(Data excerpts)
## start
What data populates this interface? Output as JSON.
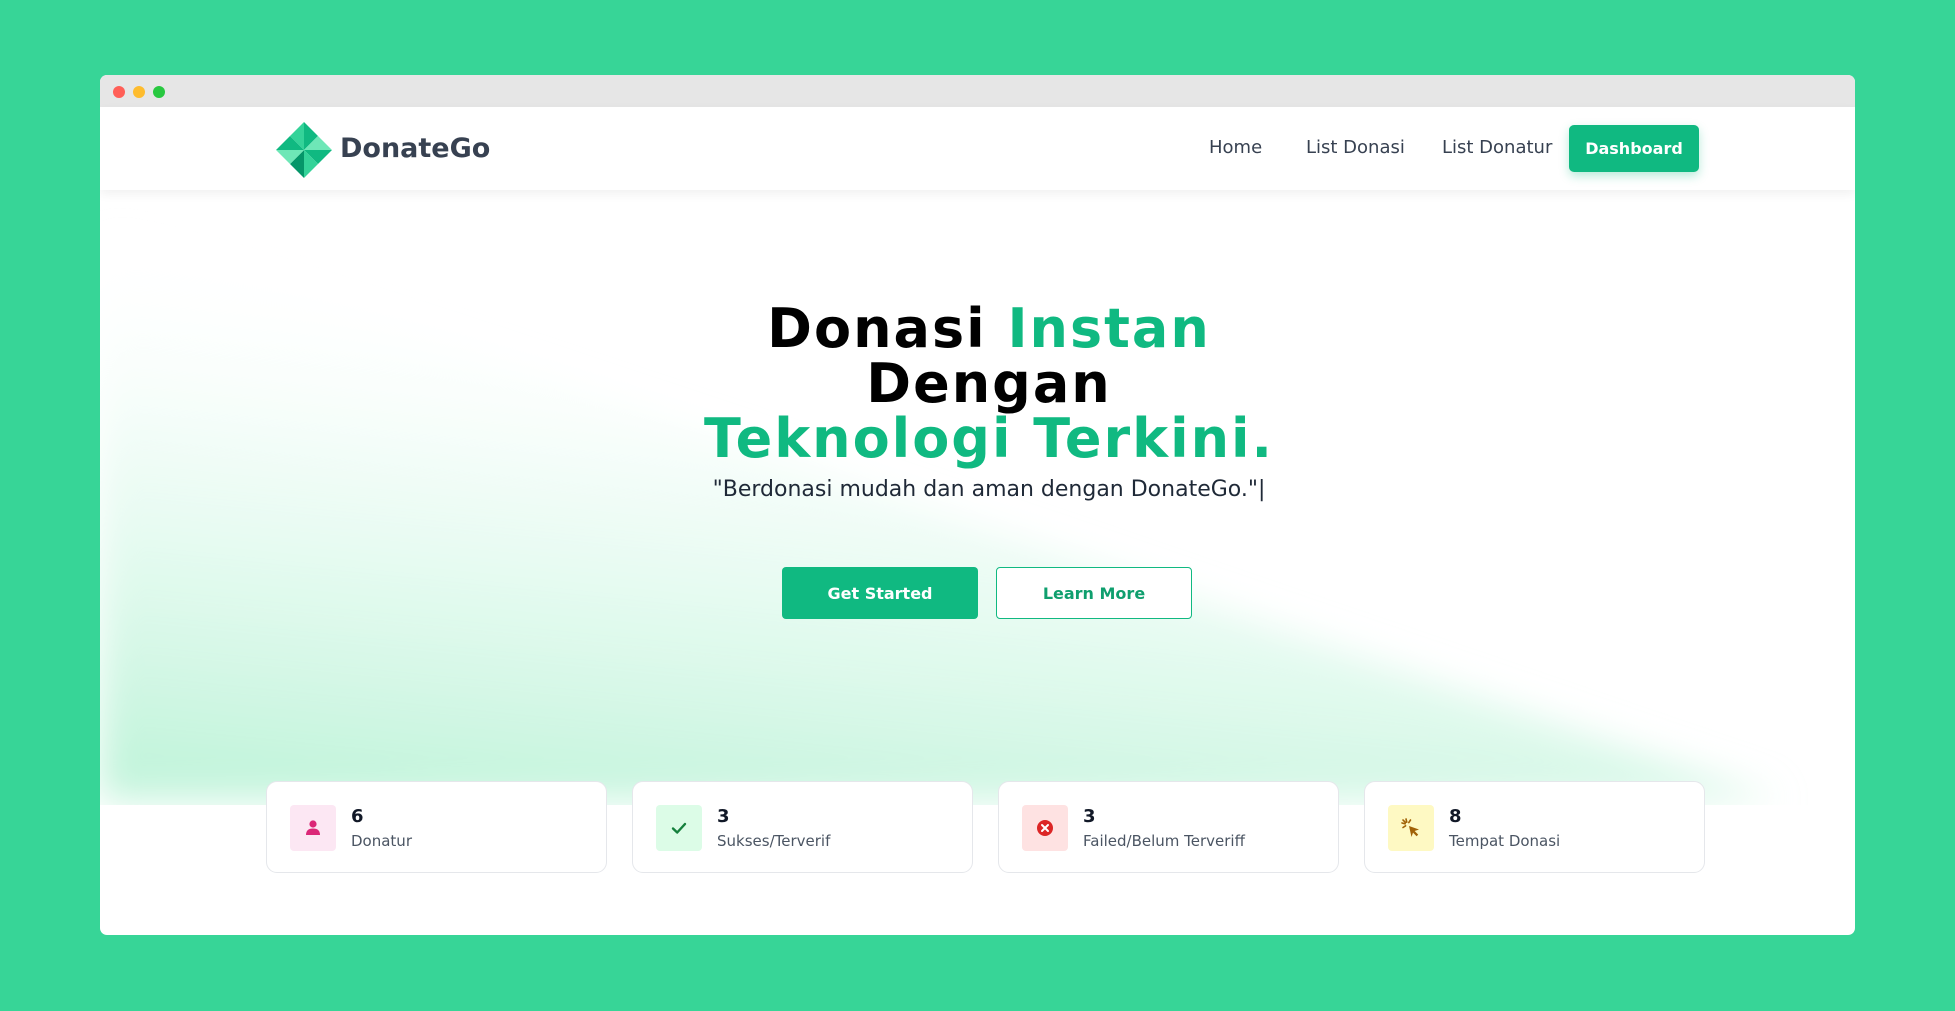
{
  "window": {
    "controls": [
      "close",
      "minimize",
      "maximize"
    ]
  },
  "navbar": {
    "brand": "DonateGo",
    "logo_icon": "pinwheel-logo-icon",
    "links": {
      "home": "Home",
      "list_donasi": "List Donasi",
      "list_donatur": "List Donatur"
    },
    "dashboard_label": "Dashboard"
  },
  "hero": {
    "title": {
      "part1": "Donasi ",
      "part2": "Instan",
      "part3": "Dengan",
      "part4": "Teknologi Terkini."
    },
    "subtitle": "\"Berdonasi mudah dan aman dengan DonateGo.\"|",
    "buttons": {
      "get_started": "Get Started",
      "learn_more": "Learn More"
    }
  },
  "stats": [
    {
      "value": "6",
      "label": "Donatur",
      "icon": "user-icon",
      "icon_bg": "#fce7f3",
      "icon_color": "#db2777"
    },
    {
      "value": "3",
      "label": "Sukses/Terverif",
      "icon": "check-icon",
      "icon_bg": "#dcfce7",
      "icon_color": "#15803d"
    },
    {
      "value": "3",
      "label": "Failed/Belum Terveriff",
      "icon": "x-circle-icon",
      "icon_bg": "#fee2e2",
      "icon_color": "#dc2626"
    },
    {
      "value": "8",
      "label": "Tempat Donasi",
      "icon": "cursor-click-icon",
      "icon_bg": "#fef9c3",
      "icon_color": "#a16207"
    }
  ],
  "colors": {
    "page_background": "#37d597",
    "accent": "#10b981",
    "text_dark": "#374151"
  }
}
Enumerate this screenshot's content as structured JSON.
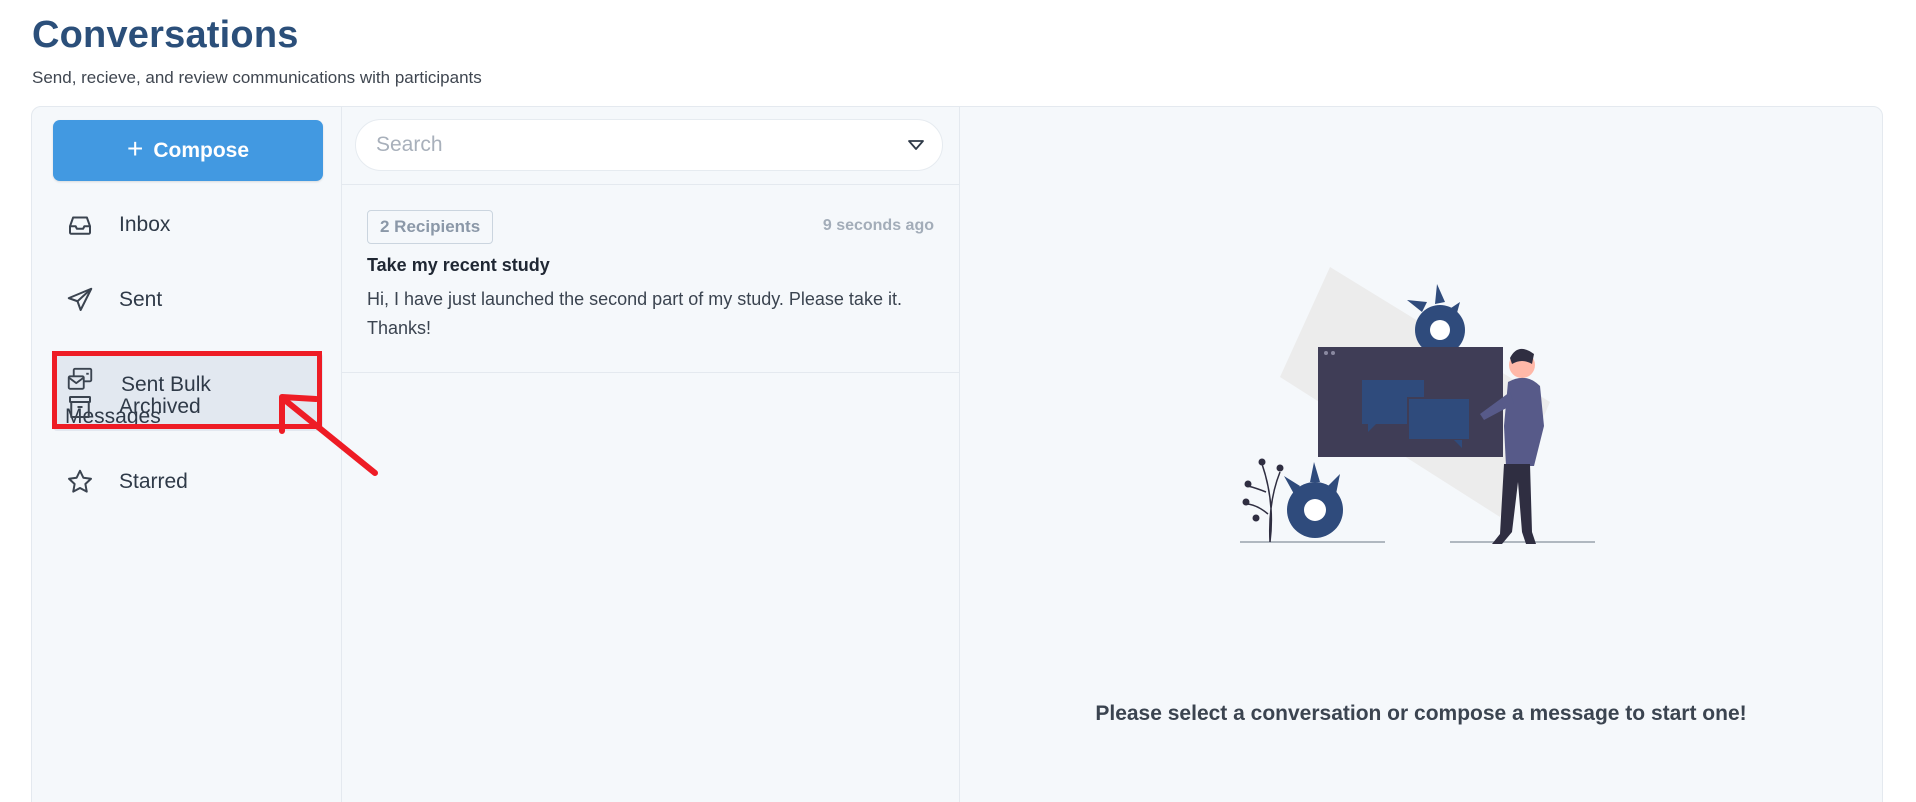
## end
> The exercise
For each line of the entries that includes "List", show that line.

> Response
      "list_donasi": "List Donasi",
      "list_donatur": "List Donatur"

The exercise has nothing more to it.